▶ **Job**
Copy out each line containing "data" from the entries below.

*** Records shown

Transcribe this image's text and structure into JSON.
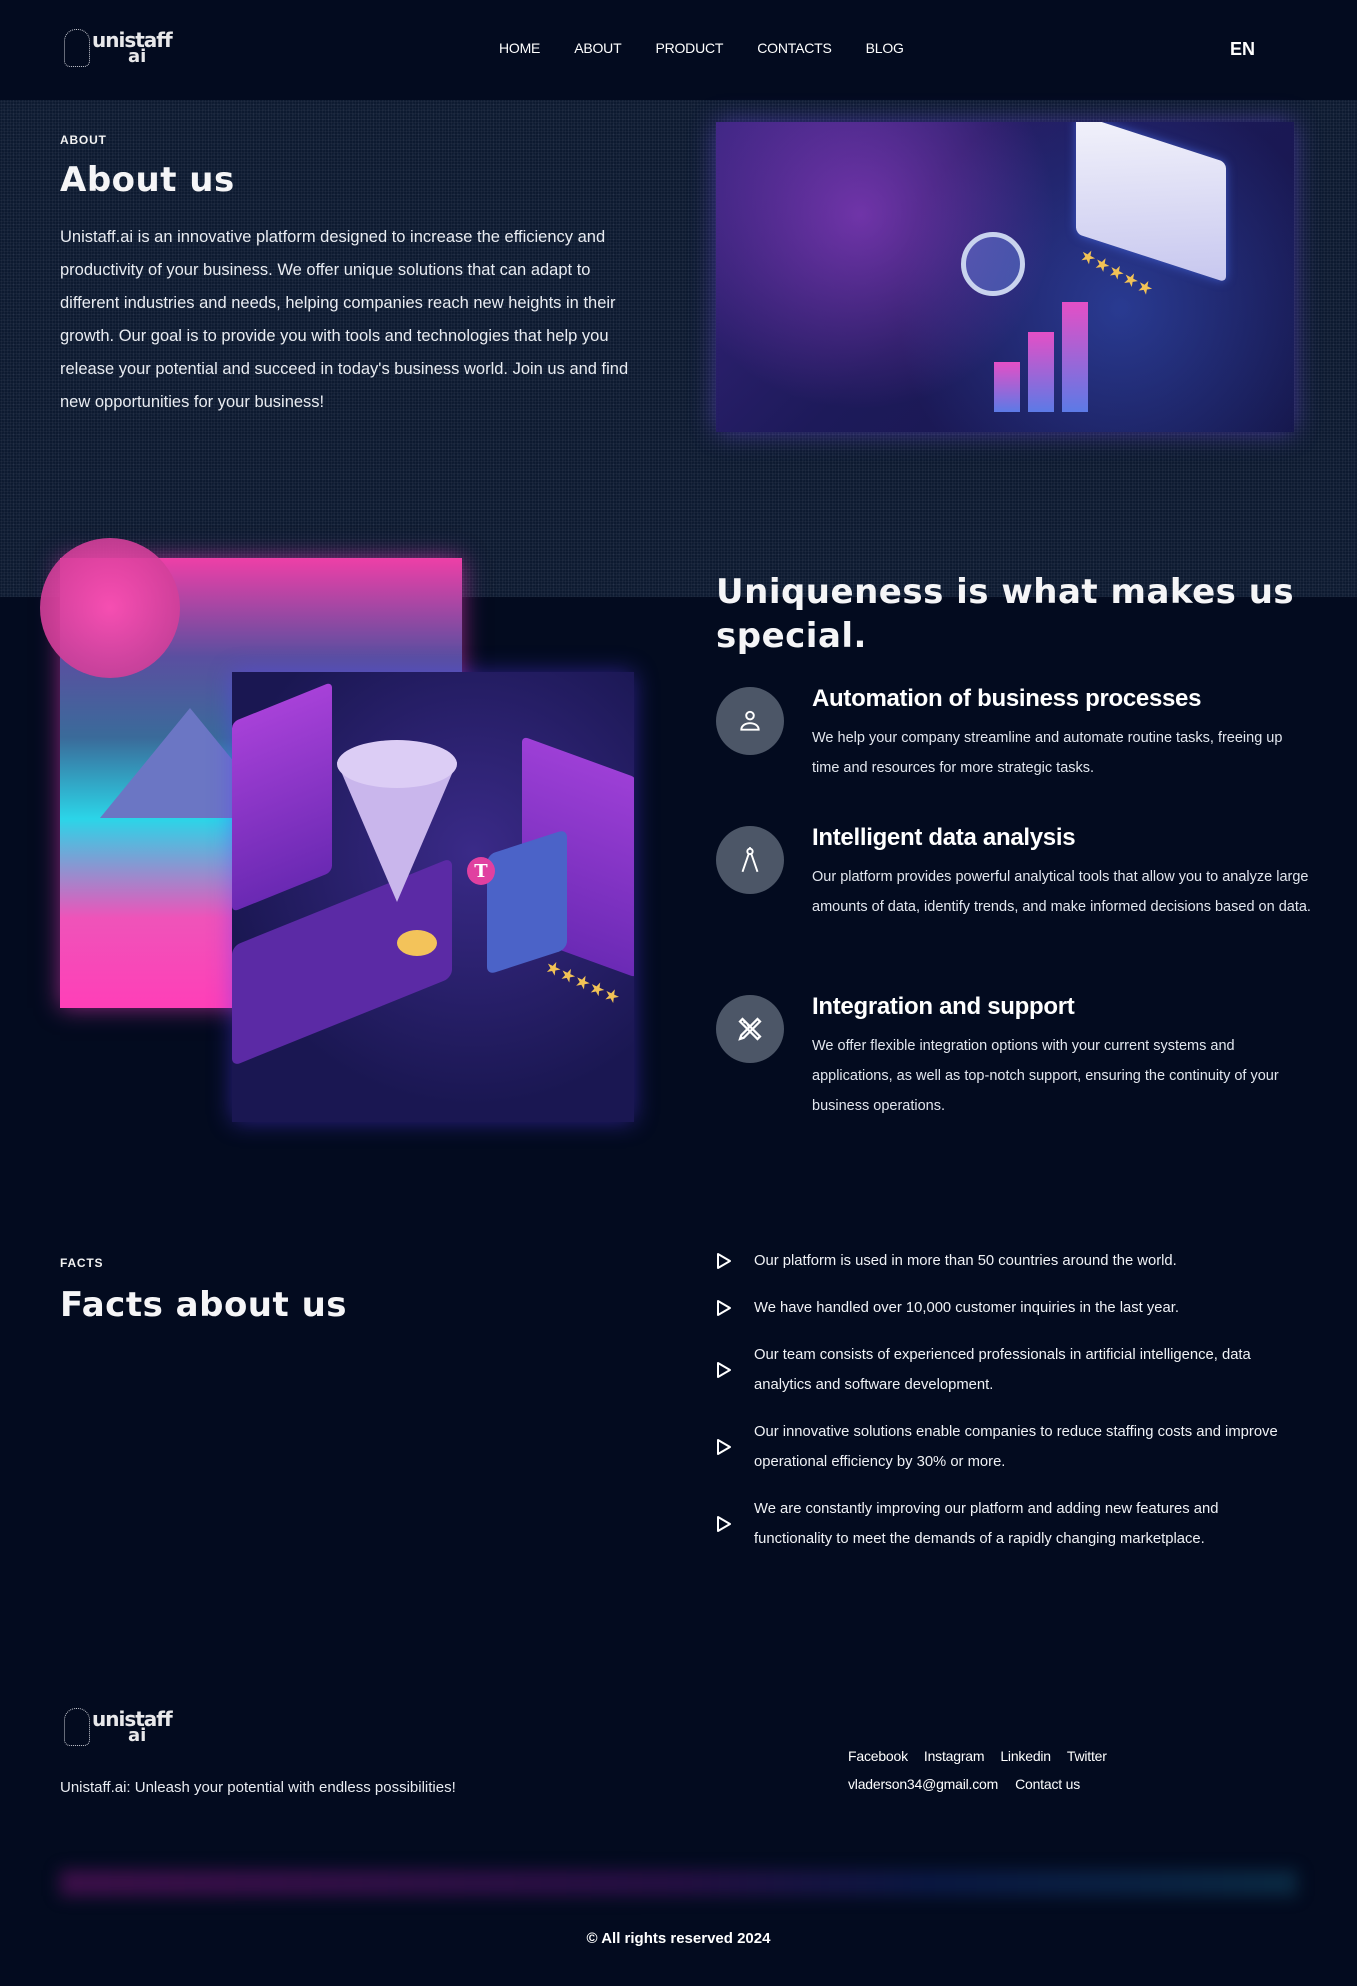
{
  "header": {
    "logo_text_top": "unistaff",
    "logo_text_bottom": "ai",
    "nav": [
      {
        "label": "HOME"
      },
      {
        "label": "ABOUT"
      },
      {
        "label": "PRODUCT"
      },
      {
        "label": "CONTACTS"
      },
      {
        "label": "BLOG"
      }
    ],
    "language": "EN"
  },
  "about": {
    "eyebrow": "ABOUT",
    "title": "About us",
    "body": "Unistaff.ai is an innovative platform designed to increase the efficiency and productivity of your business. We offer unique solutions that can adapt to different industries and needs, helping companies reach new heights in their growth. Our goal is to provide you with tools and technologies that help you release your potential and succeed in today's business world. Join us and find new opportunities for your business!",
    "image_alt": "isometric analytics illustration"
  },
  "uniqueness": {
    "title": "Uniqueness is what makes us special.",
    "features": [
      {
        "icon": "user-icon",
        "title": "Automation of business processes",
        "text": "We help your company streamline and automate routine tasks, freeing up time and resources for more strategic tasks."
      },
      {
        "icon": "compass-icon",
        "title": "Intelligent data analysis",
        "text": "Our platform provides powerful analytical tools that allow you to analyze large amounts of data, identify trends, and make informed decisions based on data."
      },
      {
        "icon": "tools-icon",
        "title": "Integration and support",
        "text": "We offer flexible integration options with your current systems and applications, as well as top-notch support, ensuring the continuity of your business operations."
      }
    ]
  },
  "facts": {
    "eyebrow": "FACTS",
    "title": "Facts about us",
    "items": [
      {
        "text": "Our platform is used in more than 50 countries around the world."
      },
      {
        "text": "We have handled over 10,000 customer inquiries in the last year."
      },
      {
        "text": "Our team consists of experienced professionals in artificial intelligence, data analytics and software development."
      },
      {
        "text": "Our innovative solutions enable companies to reduce staffing costs and improve operational efficiency by 30% or more."
      },
      {
        "text": "We are constantly improving our platform and adding new features and functionality to meet the demands of a rapidly changing marketplace."
      }
    ]
  },
  "footer": {
    "tagline": "Unistaff.ai: Unleash your potential with endless possibilities!",
    "social": [
      {
        "label": "Facebook"
      },
      {
        "label": "Instagram"
      },
      {
        "label": "Linkedin"
      },
      {
        "label": "Twitter"
      }
    ],
    "email": "vladerson34@gmail.com",
    "contact_label": "Contact us",
    "copyright": "© All rights reserved 2024"
  },
  "colors": {
    "background": "#030b1f",
    "icon_circle": "#4c5667",
    "accent_pink": "#ee3fa7",
    "accent_purple": "#6b2ab5"
  }
}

******

▶ **Answer to this task**
        "title": "Intelligent data analysis",
        "text": "Our platform provides powerful analytical tools that allow you to analyze large amounts of data, identify trends, and make informed decisions based on data."
        "text": "Our team consists of experienced professionals in artificial intelligence, data analytics and software development."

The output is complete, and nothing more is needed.